* **What to work on**
Extract each line bearing the word "title".

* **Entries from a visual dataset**
+--

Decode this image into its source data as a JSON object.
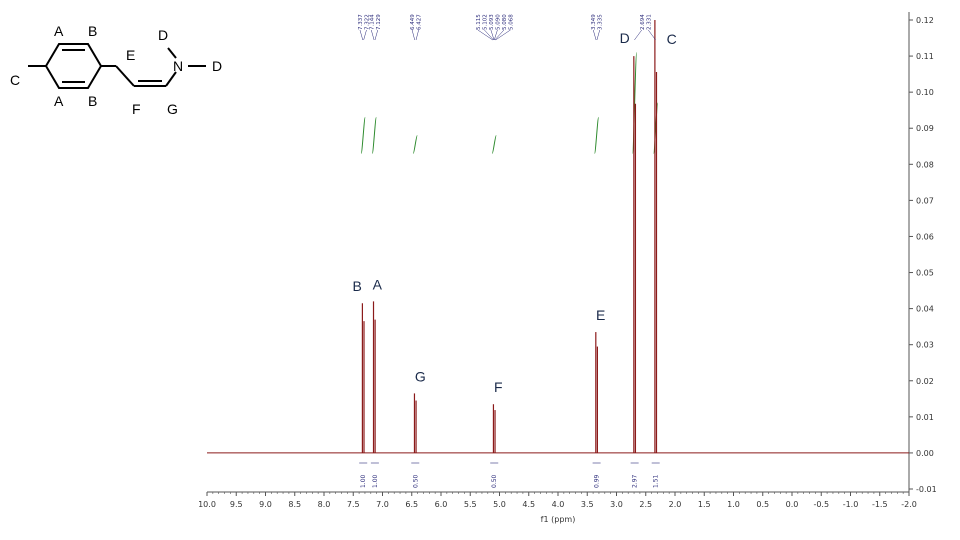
{
  "chart_data": {
    "type": "line",
    "xlabel": "f1 (ppm)",
    "ylabel": "",
    "xlim": [
      10.0,
      -2.0
    ],
    "ylim": [
      -0.01,
      0.12
    ],
    "x_ticks": [
      "10.0",
      "9.5",
      "9.0",
      "8.5",
      "8.0",
      "7.5",
      "7.0",
      "6.5",
      "6.0",
      "5.5",
      "5.0",
      "4.5",
      "4.0",
      "3.5",
      "3.0",
      "2.5",
      "2.0",
      "1.5",
      "1.0",
      "0.5",
      "0.0",
      "-0.5",
      "-1.0",
      "-1.5",
      "-2.0"
    ],
    "y_ticks": [
      "0.12",
      "0.11",
      "0.10",
      "0.09",
      "0.08",
      "0.07",
      "0.06",
      "0.05",
      "0.04",
      "0.03",
      "0.02",
      "0.01",
      "0.00",
      "-0.01"
    ],
    "peaks": [
      {
        "label": "B",
        "x": 7.33,
        "y": 0.0415
      },
      {
        "label": "A",
        "x": 7.14,
        "y": 0.042
      },
      {
        "label": "G",
        "x": 6.44,
        "y": 0.0165
      },
      {
        "label": "F",
        "x": 5.09,
        "y": 0.0135
      },
      {
        "label": "E",
        "x": 3.34,
        "y": 0.0335
      },
      {
        "label": "D",
        "x": 2.69,
        "y": 0.11
      },
      {
        "label": "C",
        "x": 2.33,
        "y": 0.12
      }
    ],
    "shift_labels": [
      {
        "x": 7.337,
        "text": "7.337"
      },
      {
        "x": 7.322,
        "text": "7.322"
      },
      {
        "x": 7.144,
        "text": "7.144"
      },
      {
        "x": 7.129,
        "text": "7.129"
      },
      {
        "x": 6.449,
        "text": "6.449"
      },
      {
        "x": 6.427,
        "text": "6.427"
      },
      {
        "x": 5.115,
        "text": "5.115"
      },
      {
        "x": 5.102,
        "text": "5.102"
      },
      {
        "x": 5.093,
        "text": "5.093"
      },
      {
        "x": 5.09,
        "text": "5.090"
      },
      {
        "x": 5.08,
        "text": "5.080"
      },
      {
        "x": 5.068,
        "text": "5.068"
      },
      {
        "x": 3.349,
        "text": "3.349"
      },
      {
        "x": 3.335,
        "text": "3.335"
      },
      {
        "x": 2.694,
        "text": "2.694"
      },
      {
        "x": 2.331,
        "text": "2.331"
      }
    ],
    "integrations": [
      {
        "x": 7.33,
        "text": "1.00"
      },
      {
        "x": 7.13,
        "text": "1.00"
      },
      {
        "x": 6.44,
        "text": "0.50"
      },
      {
        "x": 5.09,
        "text": "0.50"
      },
      {
        "x": 3.34,
        "text": "0.99"
      },
      {
        "x": 2.69,
        "text": "2.97"
      },
      {
        "x": 2.33,
        "text": "1.51"
      }
    ],
    "colors": {
      "spectrum": "#8b1a1a",
      "integral": "#2e8b2e",
      "axis": "#555555"
    }
  },
  "molecule": {
    "labels": [
      "A",
      "B",
      "C",
      "A",
      "B",
      "E",
      "F",
      "D",
      "N",
      "D",
      "G"
    ]
  }
}
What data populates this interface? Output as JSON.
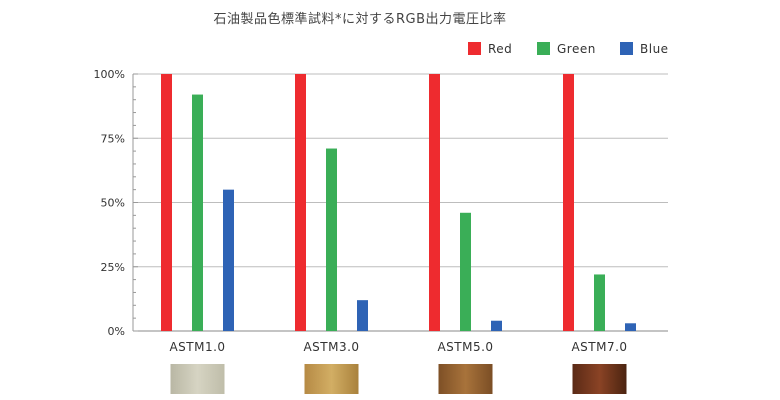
{
  "chart_data": {
    "type": "bar",
    "title": "石油製品色標準試料*に対するRGB出力電圧比率",
    "xlabel": "",
    "ylabel": "",
    "ylim": [
      0,
      100
    ],
    "yticks": [
      "0%",
      "25%",
      "50%",
      "75%",
      "100%"
    ],
    "ytick_values": [
      0,
      25,
      50,
      75,
      100
    ],
    "categories": [
      "ASTM1.0",
      "ASTM3.0",
      "ASTM5.0",
      "ASTM7.0"
    ],
    "series": [
      {
        "name": "Red",
        "color": "#ee2b2f",
        "values": [
          100,
          100,
          100,
          100
        ]
      },
      {
        "name": "Green",
        "color": "#3aae57",
        "values": [
          92,
          71,
          46,
          22
        ]
      },
      {
        "name": "Blue",
        "color": "#2e63b5",
        "values": [
          55,
          12,
          4,
          3
        ]
      }
    ],
    "grid": true,
    "legend_position": "top-right",
    "sample_swatches": [
      {
        "category": "ASTM1.0",
        "colors": [
          "#b9b7a4",
          "#d6d4c3",
          "#bfbda9"
        ]
      },
      {
        "category": "ASTM3.0",
        "colors": [
          "#b68a45",
          "#d2ae64",
          "#a9813c"
        ]
      },
      {
        "category": "ASTM5.0",
        "colors": [
          "#7e5026",
          "#a8733b",
          "#7b4e25"
        ]
      },
      {
        "category": "ASTM7.0",
        "colors": [
          "#5a2a16",
          "#8a4325",
          "#4b2410"
        ]
      }
    ]
  }
}
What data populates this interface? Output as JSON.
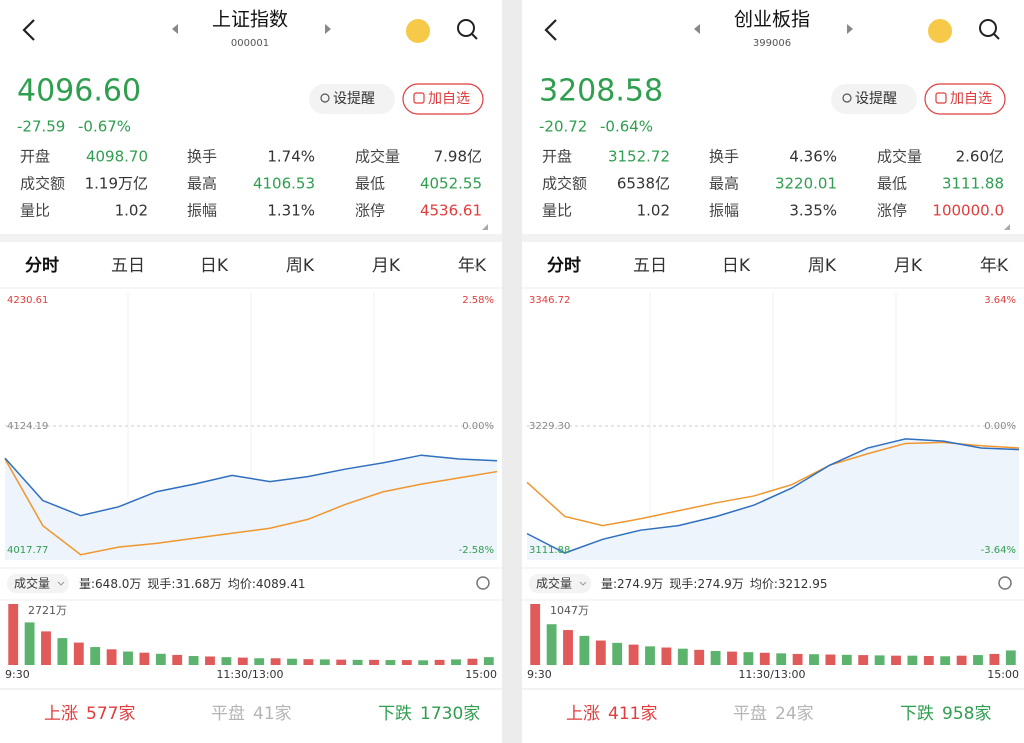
{
  "panels": [
    {
      "title": "上证指数",
      "code": "000001",
      "price": "4096.60",
      "change": "-27.59",
      "change_pct": "-0.67%",
      "buttons": [
        "设提醒",
        "加自选"
      ],
      "stats": [
        [
          {
            "label": "开盘",
            "value": "4098.70",
            "color": "#2e9e4f"
          },
          {
            "label": "换手",
            "value": "1.74%",
            "color": "#333333"
          },
          {
            "label": "成交量",
            "value": "7.98亿",
            "color": "#333333"
          }
        ],
        [
          {
            "label": "成交额",
            "value": "1.19万亿",
            "color": "#333333"
          },
          {
            "label": "最高",
            "value": "4106.53",
            "color": "#2e9e4f"
          },
          {
            "label": "最低",
            "value": "4052.55",
            "color": "#2e9e4f"
          }
        ],
        [
          {
            "label": "量比",
            "value": "1.02",
            "color": "#333333"
          },
          {
            "label": "振幅",
            "value": "1.31%",
            "color": "#333333"
          },
          {
            "label": "涨停",
            "value": "4536.61",
            "color": "#e03c3c"
          }
        ]
      ],
      "tabs": [
        "分时",
        "五日",
        "日K",
        "周K",
        "月K",
        "年K"
      ],
      "chart": {
        "ylim": [
          4017.77,
          4230.61
        ],
        "ylim_labels": [
          "4017.77",
          "4230.61"
        ],
        "mid_label": "4124.19",
        "pct_labels": [
          "2.58%",
          "0.00%",
          "-2.58%"
        ],
        "price": [
          4098.7,
          4065,
          4053,
          4060,
          4072,
          4078,
          4085,
          4080,
          4084,
          4090,
          4095,
          4101,
          4098,
          4096.6
        ],
        "avg": [
          4098,
          4045,
          4022,
          4028,
          4031,
          4035,
          4039,
          4043,
          4050,
          4062,
          4072,
          4078,
          4083,
          4088
        ]
      },
      "volume": {
        "title": "成交量",
        "info": [
          "量:648.0万",
          "现手:31.68万",
          "均价:4089.41"
        ],
        "max": 2721,
        "max_label": "2721万",
        "values": [
          2721,
          1900,
          1500,
          1200,
          1000,
          800,
          700,
          600,
          550,
          500,
          450,
          400,
          380,
          350,
          330,
          300,
          300,
          280,
          260,
          250,
          240,
          230,
          230,
          220,
          220,
          210,
          230,
          250,
          280,
          350
        ]
      },
      "times": [
        "9:30",
        "11:30/13:00",
        "15:00"
      ],
      "breadth": [
        {
          "label": "上涨",
          "count": "577家",
          "color": "#e03c3c"
        },
        {
          "label": "平盘",
          "count": "41家",
          "color": "#b5b5b5"
        },
        {
          "label": "下跌",
          "count": "1730家",
          "color": "#2e9e4f"
        }
      ]
    },
    {
      "title": "创业板指",
      "code": "399006",
      "price": "3208.58",
      "change": "-20.72",
      "change_pct": "-0.64%",
      "buttons": [
        "设提醒",
        "加自选"
      ],
      "stats": [
        [
          {
            "label": "开盘",
            "value": "3152.72",
            "color": "#2e9e4f"
          },
          {
            "label": "换手",
            "value": "4.36%",
            "color": "#333333"
          },
          {
            "label": "成交量",
            "value": "2.60亿",
            "color": "#333333"
          }
        ],
        [
          {
            "label": "成交额",
            "value": "6538亿",
            "color": "#333333"
          },
          {
            "label": "最高",
            "value": "3220.01",
            "color": "#2e9e4f"
          },
          {
            "label": "最低",
            "value": "3111.88",
            "color": "#2e9e4f"
          }
        ],
        [
          {
            "label": "量比",
            "value": "1.02",
            "color": "#333333"
          },
          {
            "label": "振幅",
            "value": "3.35%",
            "color": "#333333"
          },
          {
            "label": "涨停",
            "value": "100000.0",
            "color": "#e03c3c"
          }
        ]
      ],
      "tabs": [
        "分时",
        "五日",
        "日K",
        "周K",
        "月K",
        "年K"
      ],
      "chart": {
        "ylim": [
          3111.88,
          3346.72
        ],
        "ylim_labels": [
          "3111.88",
          "3346.72"
        ],
        "mid_label": "3229.30",
        "pct_labels": [
          "3.64%",
          "0.00%",
          "-3.64%"
        ],
        "price": [
          3135,
          3118,
          3130,
          3138,
          3142,
          3150,
          3160,
          3175,
          3195,
          3210,
          3218,
          3216,
          3210,
          3208.58
        ],
        "avg": [
          3180,
          3150,
          3142,
          3148,
          3155,
          3162,
          3168,
          3178,
          3195,
          3205,
          3214,
          3215,
          3212,
          3210
        ]
      },
      "volume": {
        "title": "成交量",
        "info": [
          "量:274.9万",
          "现手:274.9万",
          "均价:3212.95"
        ],
        "max": 1047,
        "max_label": "1047万",
        "values": [
          1047,
          700,
          600,
          500,
          420,
          380,
          350,
          320,
          300,
          280,
          260,
          240,
          230,
          220,
          210,
          200,
          190,
          185,
          180,
          175,
          170,
          165,
          160,
          160,
          155,
          150,
          160,
          170,
          190,
          250
        ]
      },
      "times": [
        "9:30",
        "11:30/13:00",
        "15:00"
      ],
      "breadth": [
        {
          "label": "上涨",
          "count": "411家",
          "color": "#e03c3c"
        },
        {
          "label": "平盘",
          "count": "24家",
          "color": "#b5b5b5"
        },
        {
          "label": "下跌",
          "count": "958家",
          "color": "#2e9e4f"
        }
      ]
    }
  ]
}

+--

* **Exercise output**
    "title": "石油製品色標準試料*に対するRGB出力電圧比率",
      "title": "上证指数",
        "title": "成交量",
      "title": "创业板指",
        "title": "成交量",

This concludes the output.